● WHAT YOU ARE ASKED TO DO:
Check each line of the data for "context" and select those that have it.

** BEGIN DATA SUPPLIED **

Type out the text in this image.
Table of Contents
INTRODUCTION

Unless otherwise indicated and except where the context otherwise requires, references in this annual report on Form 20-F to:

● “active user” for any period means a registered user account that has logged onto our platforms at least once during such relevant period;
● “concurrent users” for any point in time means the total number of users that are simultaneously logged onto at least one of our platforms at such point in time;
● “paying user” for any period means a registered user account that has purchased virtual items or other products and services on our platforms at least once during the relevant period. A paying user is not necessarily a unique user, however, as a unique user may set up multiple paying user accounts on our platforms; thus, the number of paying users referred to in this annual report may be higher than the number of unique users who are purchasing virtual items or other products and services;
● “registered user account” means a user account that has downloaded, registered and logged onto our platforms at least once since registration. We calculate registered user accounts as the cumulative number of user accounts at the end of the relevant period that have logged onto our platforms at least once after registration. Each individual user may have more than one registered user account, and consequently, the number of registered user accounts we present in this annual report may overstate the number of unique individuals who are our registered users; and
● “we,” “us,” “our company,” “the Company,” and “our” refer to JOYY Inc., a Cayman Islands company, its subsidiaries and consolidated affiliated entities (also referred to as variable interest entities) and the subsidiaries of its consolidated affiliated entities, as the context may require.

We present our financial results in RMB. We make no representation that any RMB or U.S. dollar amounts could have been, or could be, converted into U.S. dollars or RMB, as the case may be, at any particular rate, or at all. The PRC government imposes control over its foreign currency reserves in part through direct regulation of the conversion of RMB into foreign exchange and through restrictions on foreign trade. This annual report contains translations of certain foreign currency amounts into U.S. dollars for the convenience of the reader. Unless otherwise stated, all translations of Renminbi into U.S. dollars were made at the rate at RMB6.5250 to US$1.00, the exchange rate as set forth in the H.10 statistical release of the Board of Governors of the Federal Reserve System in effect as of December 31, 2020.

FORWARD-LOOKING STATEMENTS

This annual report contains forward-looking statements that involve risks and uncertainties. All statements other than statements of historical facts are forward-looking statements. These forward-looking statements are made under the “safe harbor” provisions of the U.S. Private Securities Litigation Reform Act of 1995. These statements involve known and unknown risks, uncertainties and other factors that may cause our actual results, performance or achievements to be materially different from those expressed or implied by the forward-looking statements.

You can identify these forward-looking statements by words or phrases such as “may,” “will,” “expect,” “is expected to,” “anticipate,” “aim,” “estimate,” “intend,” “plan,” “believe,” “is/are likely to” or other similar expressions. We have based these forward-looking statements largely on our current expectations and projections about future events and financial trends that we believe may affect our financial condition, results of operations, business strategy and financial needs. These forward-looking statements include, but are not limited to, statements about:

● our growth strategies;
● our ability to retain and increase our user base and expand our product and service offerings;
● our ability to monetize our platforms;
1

** END DATA SUPPLIED **

● EXPECTED ANSWER:
Unless otherwise indicated and except where the context otherwise requires, references in this annual report on Form 20-F to:
● “we,” “us,” “our company,” “the Company,” and “our” refer to JOYY Inc., a Cayman Islands company, its subsidiaries and consolidated affiliated entities (also referred to as variable interest entities) and the subsidiaries of its consolidated affiliated entities, as the context may require.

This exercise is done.